## begin EXERCISE MATERIALS

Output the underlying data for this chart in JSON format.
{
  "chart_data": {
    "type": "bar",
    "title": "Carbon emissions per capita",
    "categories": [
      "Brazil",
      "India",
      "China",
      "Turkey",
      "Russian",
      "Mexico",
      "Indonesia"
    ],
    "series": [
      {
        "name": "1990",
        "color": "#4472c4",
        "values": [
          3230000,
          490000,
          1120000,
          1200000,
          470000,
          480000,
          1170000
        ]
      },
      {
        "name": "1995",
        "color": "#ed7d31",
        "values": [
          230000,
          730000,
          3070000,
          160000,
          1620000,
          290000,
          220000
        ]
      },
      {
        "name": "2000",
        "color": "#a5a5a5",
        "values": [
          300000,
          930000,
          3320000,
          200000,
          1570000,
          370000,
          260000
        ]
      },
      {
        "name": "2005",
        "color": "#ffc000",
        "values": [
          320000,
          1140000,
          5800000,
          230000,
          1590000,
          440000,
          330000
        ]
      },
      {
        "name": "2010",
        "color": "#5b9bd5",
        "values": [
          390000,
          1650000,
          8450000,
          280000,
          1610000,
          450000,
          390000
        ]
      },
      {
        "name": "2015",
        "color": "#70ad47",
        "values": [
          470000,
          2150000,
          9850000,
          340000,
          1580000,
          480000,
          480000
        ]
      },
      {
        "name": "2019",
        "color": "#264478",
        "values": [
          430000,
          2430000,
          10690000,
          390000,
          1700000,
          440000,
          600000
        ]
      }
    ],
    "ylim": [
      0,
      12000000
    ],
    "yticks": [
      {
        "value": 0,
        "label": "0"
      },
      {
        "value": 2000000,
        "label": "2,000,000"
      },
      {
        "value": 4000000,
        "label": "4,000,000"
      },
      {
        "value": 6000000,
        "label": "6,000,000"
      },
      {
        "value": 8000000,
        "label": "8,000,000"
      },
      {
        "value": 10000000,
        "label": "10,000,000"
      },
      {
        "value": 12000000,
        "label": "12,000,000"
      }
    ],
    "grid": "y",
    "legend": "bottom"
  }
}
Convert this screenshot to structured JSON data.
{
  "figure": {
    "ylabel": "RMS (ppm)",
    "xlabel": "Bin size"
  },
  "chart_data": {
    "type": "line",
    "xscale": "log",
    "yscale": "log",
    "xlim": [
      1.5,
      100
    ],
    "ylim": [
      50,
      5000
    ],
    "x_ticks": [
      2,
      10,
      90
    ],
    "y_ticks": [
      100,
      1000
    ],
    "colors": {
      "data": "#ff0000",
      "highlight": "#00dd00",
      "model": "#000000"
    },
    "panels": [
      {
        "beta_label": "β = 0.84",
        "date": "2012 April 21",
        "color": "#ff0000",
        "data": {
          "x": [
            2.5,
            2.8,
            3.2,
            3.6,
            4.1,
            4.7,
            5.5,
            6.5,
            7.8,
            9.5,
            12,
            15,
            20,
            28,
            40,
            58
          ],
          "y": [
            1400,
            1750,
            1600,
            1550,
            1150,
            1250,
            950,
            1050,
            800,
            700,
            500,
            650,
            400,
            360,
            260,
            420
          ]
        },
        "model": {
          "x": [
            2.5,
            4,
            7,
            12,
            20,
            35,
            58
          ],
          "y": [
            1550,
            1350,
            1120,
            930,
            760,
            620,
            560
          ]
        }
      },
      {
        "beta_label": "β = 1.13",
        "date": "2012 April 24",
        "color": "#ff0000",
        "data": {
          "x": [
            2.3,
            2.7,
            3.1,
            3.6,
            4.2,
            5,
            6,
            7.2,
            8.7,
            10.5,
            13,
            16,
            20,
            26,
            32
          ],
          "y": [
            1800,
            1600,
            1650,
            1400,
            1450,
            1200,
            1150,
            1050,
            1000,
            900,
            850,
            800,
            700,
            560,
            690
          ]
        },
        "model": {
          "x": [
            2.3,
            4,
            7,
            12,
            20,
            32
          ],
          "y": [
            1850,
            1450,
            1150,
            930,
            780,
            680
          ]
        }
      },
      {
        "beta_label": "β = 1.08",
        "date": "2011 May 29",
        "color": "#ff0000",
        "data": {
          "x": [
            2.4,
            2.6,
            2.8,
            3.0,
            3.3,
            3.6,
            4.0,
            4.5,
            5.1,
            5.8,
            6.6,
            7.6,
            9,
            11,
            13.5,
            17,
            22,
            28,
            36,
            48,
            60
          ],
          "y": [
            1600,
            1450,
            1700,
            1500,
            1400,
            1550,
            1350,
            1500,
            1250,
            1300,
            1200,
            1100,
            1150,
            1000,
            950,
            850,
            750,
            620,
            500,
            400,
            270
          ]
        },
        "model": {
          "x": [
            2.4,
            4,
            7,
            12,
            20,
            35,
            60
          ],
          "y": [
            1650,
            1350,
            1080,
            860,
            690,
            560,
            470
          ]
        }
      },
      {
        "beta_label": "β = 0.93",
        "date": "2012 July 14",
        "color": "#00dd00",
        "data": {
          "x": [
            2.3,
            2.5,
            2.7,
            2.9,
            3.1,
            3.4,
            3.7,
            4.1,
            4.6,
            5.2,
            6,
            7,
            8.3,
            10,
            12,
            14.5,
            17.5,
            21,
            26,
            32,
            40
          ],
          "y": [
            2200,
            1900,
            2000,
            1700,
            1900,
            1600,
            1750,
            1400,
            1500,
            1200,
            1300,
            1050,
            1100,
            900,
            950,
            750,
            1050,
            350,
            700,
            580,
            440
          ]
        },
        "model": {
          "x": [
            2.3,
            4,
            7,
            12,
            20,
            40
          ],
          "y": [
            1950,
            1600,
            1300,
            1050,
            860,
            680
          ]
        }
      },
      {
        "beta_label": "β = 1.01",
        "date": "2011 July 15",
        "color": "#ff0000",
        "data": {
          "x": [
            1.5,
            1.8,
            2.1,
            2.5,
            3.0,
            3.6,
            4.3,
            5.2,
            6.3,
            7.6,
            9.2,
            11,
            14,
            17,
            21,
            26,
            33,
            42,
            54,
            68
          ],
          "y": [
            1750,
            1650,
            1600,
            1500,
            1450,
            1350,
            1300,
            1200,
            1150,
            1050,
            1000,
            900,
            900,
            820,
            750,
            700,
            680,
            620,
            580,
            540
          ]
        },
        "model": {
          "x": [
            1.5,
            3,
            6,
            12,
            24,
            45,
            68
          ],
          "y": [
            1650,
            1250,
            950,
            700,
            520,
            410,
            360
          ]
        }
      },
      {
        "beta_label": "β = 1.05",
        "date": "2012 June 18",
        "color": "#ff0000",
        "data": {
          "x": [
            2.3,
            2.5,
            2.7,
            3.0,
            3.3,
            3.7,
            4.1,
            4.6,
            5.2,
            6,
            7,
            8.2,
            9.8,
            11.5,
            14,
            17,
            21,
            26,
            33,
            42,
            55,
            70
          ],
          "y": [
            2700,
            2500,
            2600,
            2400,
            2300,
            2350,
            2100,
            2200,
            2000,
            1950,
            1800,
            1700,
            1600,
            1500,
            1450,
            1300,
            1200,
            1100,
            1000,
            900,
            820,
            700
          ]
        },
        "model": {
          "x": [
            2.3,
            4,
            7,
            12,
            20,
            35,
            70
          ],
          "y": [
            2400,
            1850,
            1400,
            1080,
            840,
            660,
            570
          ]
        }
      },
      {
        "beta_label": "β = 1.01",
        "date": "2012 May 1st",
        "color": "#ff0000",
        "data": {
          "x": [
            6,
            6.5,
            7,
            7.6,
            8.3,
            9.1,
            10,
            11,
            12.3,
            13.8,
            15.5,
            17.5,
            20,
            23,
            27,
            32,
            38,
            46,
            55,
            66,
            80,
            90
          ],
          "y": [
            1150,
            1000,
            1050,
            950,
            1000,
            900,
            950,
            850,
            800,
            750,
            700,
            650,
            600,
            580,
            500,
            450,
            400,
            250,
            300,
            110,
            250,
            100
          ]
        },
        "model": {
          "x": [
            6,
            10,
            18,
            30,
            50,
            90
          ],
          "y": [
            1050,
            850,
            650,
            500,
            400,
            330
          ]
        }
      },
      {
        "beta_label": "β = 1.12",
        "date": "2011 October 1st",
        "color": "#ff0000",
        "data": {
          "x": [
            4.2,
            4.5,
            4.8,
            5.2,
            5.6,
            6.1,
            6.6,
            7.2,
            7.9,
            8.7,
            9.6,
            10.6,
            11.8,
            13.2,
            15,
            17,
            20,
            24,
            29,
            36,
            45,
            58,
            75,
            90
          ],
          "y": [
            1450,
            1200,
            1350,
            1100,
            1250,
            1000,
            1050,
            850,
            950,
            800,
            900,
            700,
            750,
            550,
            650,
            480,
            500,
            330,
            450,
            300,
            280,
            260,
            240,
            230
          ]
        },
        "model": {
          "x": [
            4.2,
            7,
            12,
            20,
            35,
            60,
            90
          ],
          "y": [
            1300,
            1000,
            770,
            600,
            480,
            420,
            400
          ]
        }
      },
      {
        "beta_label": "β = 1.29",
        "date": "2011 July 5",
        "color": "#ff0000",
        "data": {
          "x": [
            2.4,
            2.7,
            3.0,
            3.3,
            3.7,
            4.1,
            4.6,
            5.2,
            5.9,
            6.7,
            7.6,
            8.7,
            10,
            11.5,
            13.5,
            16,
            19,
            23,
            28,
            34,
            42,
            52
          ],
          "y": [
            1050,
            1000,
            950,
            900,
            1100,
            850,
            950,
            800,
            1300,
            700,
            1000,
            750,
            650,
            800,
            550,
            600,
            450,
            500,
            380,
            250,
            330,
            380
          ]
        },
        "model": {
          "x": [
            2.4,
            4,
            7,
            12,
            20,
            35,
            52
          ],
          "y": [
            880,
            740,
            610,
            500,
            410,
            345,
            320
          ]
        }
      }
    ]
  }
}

## end EXERCISE MATERIALS

SHORT TASK =
Locate each line with the word "this" and copy it.

ANSWER =
Output the underlying data for this chart in JSON format.
Convert this screenshot to structured JSON data.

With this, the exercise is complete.